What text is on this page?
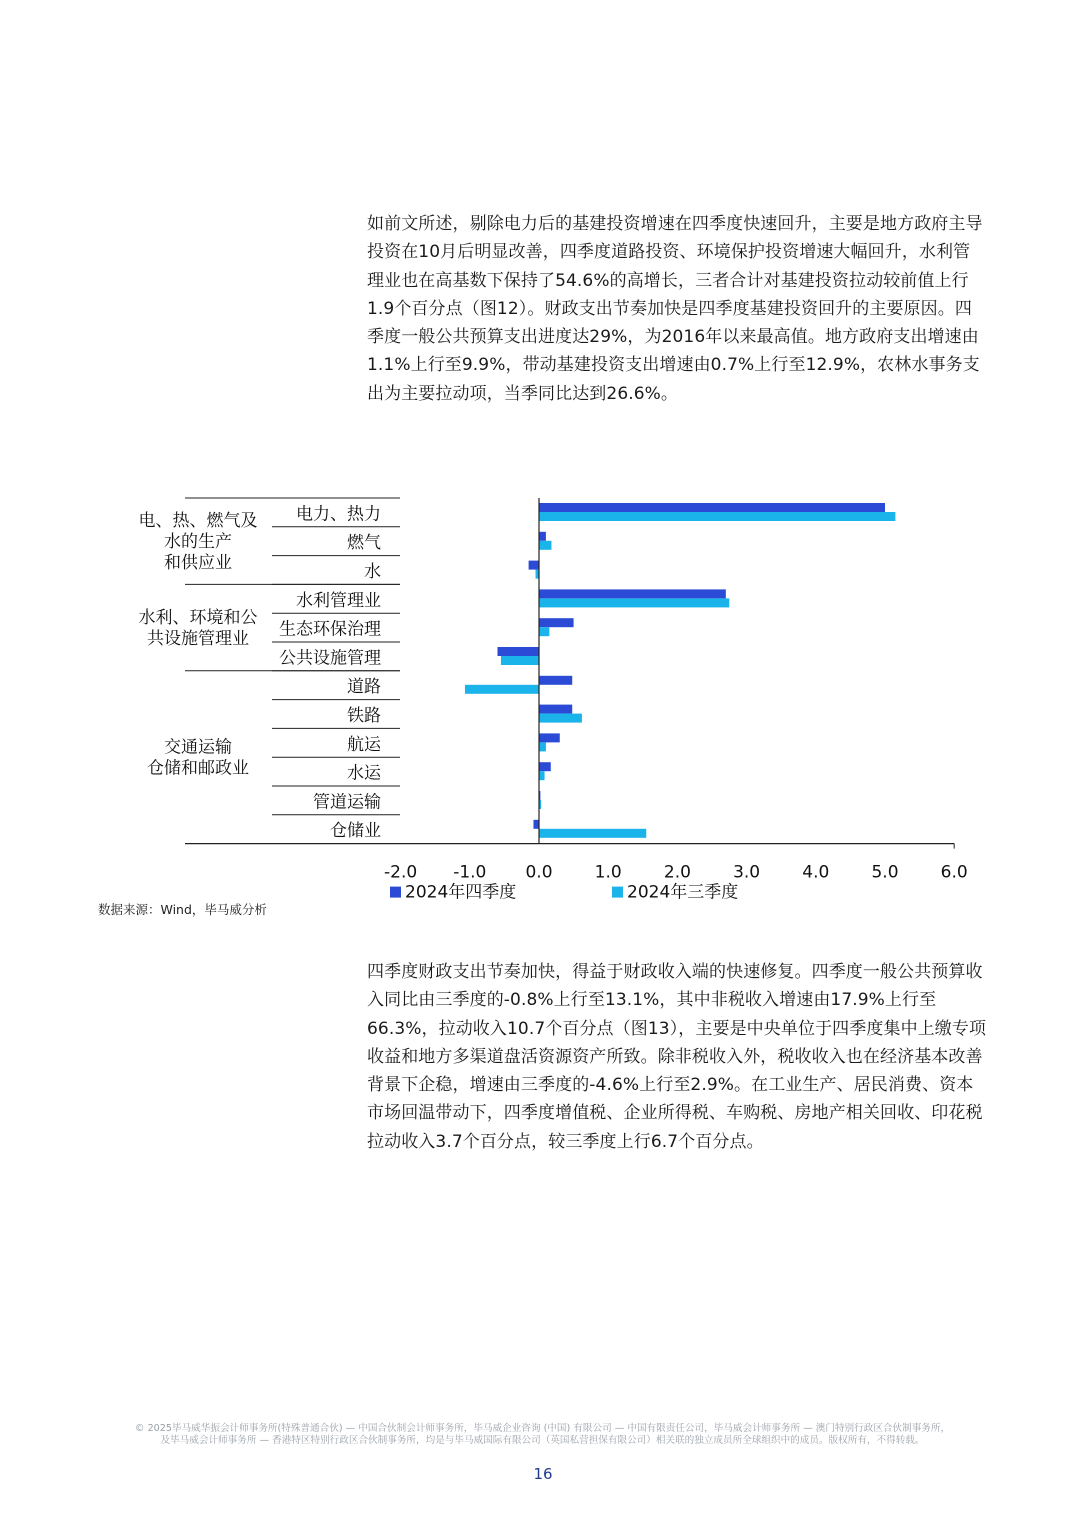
如前文所述，剔除电力后的基建投资增速在四季度快速回升，主要是地方政府主导投资在10月后明显改善，四季度道路投资、环境保护投资增速大幅回升，水利管理业也在高基数下保持了54.6%的高增长，三者合计对基建投资拉动较前值上行1.9个百分点（图12）。财政支出节奏加快是四季度基建投资回升的主要原因。四季度一般公共预算支出进度达29%，为2016年以来最高值。地方政府支出增速由1.1%上行至9.9%，带动基建投资支出增速由0.7%上行至12.9%，农林水事务支出为主要拉动项，当季同比达到26.6%。

电、热、燃气及水的生产和供应业
水利、环境和公共设施管理业
交通运输仓储和邮政业
电力、热力
燃气
水
水利管理业
生态环保治理
公共设施管理
道路
铁路
航运
水运
管道运输
仓储业
-2.0 -1.0 0.0 1.0 2.0 3.0 4.0 5.0 6.0
2024年四季度	2024年三季度
数据来源：Wind，毕马威分析

四季度财政支出节奏加快，得益于财政收入端的快速修复。四季度一般公共预算收入同比由三季度的-0.8%上行至13.1%，其中非税收入增速由17.9%上行至66.3%，拉动收入10.7个百分点（图13），主要是中央单位于四季度集中上缴专项收益和地方多渠道盘活资源资产所致。除非税收入外，税收收入也在经济基本改善背景下企稳，增速由三季度的-4.6%上行至2.9%。在工业生产、居民消费、资本市场回温带动下，四季度增值税、企业所得税、车购税、房地产相关回收、印花税拉动收入3.7个百分点，较三季度上行6.7个百分点。

© 2025毕马威华振会计师事务所(特殊普通合伙) — 中国合伙制会计师事务所，毕马威企业咨询 (中国) 有限公司 — 中国有限责任公司，毕马威会计师事务所 — 澳门特别行政区合伙制事务所，

及毕马威会计师事务所 — 香港特区特别行政区合伙制事务所，均是与毕马威国际有限公司（英国私营担保有限公司）相关联的独立成员所全球组织中的成员。版权所有，不得转载。

16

* * * * * * *

**Problem to work on:** Return all the entries word for word, but omit any pictures they contain.

**Task response:**
What text is on this page?
如前文所述，剔除电力后的基建投资增速在四季度快速回升，主要是地方政府主导投资在10月后明显改善，四季度道路投资、环境保护投资增速大幅回升，水利管理业也在高基数下保持了54.6%的高增长，三者合计对基建投资拉动较前值上行1.9个百分点（图12）。财政支出节奏加快是四季度基建投资回升的主要原因。四季度一般公共预算支出进度达29%，为2016年以来最高值。地方政府支出增速由1.1%上行至9.9%，带动基建投资支出增速由0.7%上行至12.9%，农林水事务支出为主要拉动项，当季同比达到26.6%。

电、热、燃气及水的生产和供应业
水利、环境和公共设施管理业
交通运输仓储和邮政业
电力、热力
燃气
水
水利管理业
生态环保治理
公共设施管理
道路
铁路
航运
水运
管道运输
仓储业
-2.0 -1.0 0.0 1.0 2.0 3.0 4.0 5.0 6.0
2024年四季度	2024年三季度
数据来源：Wind，毕马威分析

四季度财政支出节奏加快，得益于财政收入端的快速修复。四季度一般公共预算收入同比由三季度的-0.8%上行至13.1%，其中非税收入增速由17.9%上行至66.3%，拉动收入10.7个百分点（图13），主要是中央单位于四季度集中上缴专项收益和地方多渠道盘活资源资产所致。除非税收入外，税收收入也在经济基本改善背景下企稳，增速由三季度的-4.6%上行至2.9%。在工业生产、居民消费、资本市场回温带动下，四季度增值税、企业所得税、车购税、房地产相关回收、印花税拉动收入3.7个百分点，较三季度上行6.7个百分点。

© 2025毕马威华振会计师事务所(特殊普通合伙) — 中国合伙制会计师事务所，毕马威企业咨询 (中国) 有限公司 — 中国有限责任公司，毕马威会计师事务所 — 澳门特别行政区合伙制事务所，

及毕马威会计师事务所 — 香港特区特别行政区合伙制事务所，均是与毕马威国际有限公司（英国私营担保有限公司）相关联的独立成员所全球组织中的成员。版权所有，不得转载。

16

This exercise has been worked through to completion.